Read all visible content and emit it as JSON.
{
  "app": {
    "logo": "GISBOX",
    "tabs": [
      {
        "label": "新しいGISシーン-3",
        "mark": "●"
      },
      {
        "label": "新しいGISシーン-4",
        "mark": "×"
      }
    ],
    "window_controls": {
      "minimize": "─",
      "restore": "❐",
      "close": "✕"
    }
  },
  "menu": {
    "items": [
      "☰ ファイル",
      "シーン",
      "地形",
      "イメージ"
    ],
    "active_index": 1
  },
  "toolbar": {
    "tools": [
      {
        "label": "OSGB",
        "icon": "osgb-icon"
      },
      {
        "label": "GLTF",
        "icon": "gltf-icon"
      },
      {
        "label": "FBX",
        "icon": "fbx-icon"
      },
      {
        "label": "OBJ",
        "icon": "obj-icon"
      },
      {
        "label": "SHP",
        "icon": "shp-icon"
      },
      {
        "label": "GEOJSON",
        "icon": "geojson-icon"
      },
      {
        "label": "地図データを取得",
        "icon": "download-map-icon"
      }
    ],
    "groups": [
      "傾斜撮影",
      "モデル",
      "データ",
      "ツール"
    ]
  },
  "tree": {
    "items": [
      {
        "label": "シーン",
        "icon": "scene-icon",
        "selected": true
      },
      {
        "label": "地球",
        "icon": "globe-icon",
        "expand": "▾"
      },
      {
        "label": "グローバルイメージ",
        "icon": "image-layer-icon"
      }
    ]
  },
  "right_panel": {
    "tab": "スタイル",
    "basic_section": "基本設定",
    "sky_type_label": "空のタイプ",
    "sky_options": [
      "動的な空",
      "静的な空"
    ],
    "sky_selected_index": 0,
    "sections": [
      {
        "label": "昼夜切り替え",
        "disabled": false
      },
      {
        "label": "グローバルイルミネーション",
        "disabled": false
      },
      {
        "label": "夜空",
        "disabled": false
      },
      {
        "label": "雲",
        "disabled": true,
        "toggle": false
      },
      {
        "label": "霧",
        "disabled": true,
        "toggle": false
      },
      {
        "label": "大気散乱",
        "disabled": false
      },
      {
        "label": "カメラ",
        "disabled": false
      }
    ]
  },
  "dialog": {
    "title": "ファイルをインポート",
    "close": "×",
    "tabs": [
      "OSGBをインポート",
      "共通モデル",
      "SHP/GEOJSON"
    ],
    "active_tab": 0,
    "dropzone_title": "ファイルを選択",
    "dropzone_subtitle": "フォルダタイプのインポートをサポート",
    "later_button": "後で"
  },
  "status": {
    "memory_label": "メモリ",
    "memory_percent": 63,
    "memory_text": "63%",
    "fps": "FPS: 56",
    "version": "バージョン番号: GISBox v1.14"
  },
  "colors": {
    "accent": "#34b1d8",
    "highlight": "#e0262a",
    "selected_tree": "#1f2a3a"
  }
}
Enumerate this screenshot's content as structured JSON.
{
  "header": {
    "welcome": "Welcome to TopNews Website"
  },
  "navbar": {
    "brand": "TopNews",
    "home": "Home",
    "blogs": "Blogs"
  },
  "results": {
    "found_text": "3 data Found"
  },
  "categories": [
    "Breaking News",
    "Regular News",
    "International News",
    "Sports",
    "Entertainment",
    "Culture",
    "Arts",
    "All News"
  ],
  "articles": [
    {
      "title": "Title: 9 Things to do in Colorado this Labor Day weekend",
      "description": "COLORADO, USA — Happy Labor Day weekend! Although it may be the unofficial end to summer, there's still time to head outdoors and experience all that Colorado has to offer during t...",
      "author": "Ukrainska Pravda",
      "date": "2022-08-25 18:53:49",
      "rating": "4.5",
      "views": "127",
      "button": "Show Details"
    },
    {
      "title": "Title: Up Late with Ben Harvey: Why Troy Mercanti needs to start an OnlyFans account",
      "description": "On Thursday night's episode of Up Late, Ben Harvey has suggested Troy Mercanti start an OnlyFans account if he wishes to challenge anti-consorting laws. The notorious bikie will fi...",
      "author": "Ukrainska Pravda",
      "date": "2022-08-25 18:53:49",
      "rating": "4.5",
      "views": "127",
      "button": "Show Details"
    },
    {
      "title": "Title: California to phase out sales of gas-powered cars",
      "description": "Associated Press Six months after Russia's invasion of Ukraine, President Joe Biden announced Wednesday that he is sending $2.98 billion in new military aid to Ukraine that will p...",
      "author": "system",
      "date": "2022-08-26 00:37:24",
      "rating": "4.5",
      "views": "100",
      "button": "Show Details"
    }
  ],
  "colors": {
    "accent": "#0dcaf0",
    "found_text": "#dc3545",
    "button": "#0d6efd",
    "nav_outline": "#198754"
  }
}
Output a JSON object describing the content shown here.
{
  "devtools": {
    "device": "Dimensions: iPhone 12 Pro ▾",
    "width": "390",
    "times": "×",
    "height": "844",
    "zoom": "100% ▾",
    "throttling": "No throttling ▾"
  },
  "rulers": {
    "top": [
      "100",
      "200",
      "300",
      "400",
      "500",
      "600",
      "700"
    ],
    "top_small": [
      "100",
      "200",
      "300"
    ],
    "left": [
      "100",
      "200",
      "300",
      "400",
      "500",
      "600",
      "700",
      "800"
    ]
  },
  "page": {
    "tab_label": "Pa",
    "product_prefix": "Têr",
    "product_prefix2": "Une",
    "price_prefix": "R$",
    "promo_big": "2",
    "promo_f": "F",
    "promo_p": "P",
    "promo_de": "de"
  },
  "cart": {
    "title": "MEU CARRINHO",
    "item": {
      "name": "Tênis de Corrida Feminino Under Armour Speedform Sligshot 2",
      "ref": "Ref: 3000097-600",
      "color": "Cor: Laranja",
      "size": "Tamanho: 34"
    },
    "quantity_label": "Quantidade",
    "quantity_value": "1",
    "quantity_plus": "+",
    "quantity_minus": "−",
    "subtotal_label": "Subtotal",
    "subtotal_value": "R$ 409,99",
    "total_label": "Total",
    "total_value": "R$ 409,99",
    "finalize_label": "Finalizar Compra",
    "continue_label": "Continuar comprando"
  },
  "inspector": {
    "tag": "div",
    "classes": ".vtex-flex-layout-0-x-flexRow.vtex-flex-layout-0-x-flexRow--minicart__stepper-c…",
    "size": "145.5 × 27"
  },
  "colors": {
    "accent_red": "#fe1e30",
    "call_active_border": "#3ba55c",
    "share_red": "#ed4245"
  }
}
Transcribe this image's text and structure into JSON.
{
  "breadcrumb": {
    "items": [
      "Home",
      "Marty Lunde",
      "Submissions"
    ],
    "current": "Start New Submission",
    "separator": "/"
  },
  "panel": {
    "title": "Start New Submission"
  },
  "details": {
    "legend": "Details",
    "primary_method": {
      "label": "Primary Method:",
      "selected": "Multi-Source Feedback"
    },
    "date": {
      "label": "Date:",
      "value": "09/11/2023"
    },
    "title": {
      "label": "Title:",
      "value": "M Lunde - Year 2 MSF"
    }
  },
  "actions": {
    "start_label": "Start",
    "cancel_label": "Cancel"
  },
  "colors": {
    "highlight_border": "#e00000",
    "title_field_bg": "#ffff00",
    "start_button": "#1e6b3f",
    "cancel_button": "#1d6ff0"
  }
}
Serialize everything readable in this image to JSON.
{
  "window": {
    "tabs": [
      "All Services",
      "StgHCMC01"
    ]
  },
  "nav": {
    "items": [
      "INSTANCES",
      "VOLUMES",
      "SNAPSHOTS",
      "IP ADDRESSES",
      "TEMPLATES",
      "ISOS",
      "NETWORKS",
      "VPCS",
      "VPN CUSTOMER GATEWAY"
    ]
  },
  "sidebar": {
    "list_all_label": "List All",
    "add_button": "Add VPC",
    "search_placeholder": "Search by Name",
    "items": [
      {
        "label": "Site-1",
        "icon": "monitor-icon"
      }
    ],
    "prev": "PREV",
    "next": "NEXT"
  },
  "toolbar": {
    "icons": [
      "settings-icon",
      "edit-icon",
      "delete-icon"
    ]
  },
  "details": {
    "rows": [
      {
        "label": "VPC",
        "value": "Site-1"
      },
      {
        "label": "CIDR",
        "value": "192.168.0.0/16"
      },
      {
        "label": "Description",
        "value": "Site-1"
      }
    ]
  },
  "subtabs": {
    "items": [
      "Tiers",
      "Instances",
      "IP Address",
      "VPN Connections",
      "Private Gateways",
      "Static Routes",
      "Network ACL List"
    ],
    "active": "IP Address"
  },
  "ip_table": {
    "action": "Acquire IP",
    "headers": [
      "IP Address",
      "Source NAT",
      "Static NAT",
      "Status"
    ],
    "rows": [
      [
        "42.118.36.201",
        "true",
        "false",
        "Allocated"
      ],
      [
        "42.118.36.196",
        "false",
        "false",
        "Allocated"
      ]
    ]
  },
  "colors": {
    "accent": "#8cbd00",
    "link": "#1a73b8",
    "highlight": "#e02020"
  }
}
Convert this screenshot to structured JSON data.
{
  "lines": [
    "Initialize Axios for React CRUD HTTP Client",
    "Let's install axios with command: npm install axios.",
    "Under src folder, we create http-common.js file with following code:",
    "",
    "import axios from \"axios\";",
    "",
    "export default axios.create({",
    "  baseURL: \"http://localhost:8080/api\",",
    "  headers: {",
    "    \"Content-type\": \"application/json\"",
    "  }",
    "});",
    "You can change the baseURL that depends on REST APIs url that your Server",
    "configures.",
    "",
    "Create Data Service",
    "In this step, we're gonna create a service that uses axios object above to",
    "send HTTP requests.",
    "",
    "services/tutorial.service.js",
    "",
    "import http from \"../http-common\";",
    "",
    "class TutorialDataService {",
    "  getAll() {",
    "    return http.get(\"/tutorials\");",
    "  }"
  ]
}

========

:: Task details ::
Each line from the one containing "Convert this screenshot" to the end of the listing above should be copied exactly, and nothing else.

:: Right answer ::
Convert this screenshot to structured JSON data.
{
  "lines": [
    "Initialize Axios for React CRUD HTTP Client",
    "Let's install axios with command: npm install axios.",
    "Under src folder, we create http-common.js file with following code:",
    "",
    "import axios from \"axios\";",
    "",
    "export default axios.create({",
    "  baseURL: \"http://localhost:8080/api\",",
    "  headers: {",
    "    \"Content-type\": \"application/json\"",
    "  }",
    "});",
    "You can change the baseURL that depends on REST APIs url that your Server",
    "configures.",
    "",
    "Create Data Service",
    "In this step, we're gonna create a service that uses axios object above to",
    "send HTTP requests.",
    "",
    "services/tutorial.service.js",
    "",
    "import http from \"../http-common\";",
    "",
    "class TutorialDataService {",
    "  getAll() {",
    "    return http.get(\"/tutorials\");",
    "  }"
  ]
}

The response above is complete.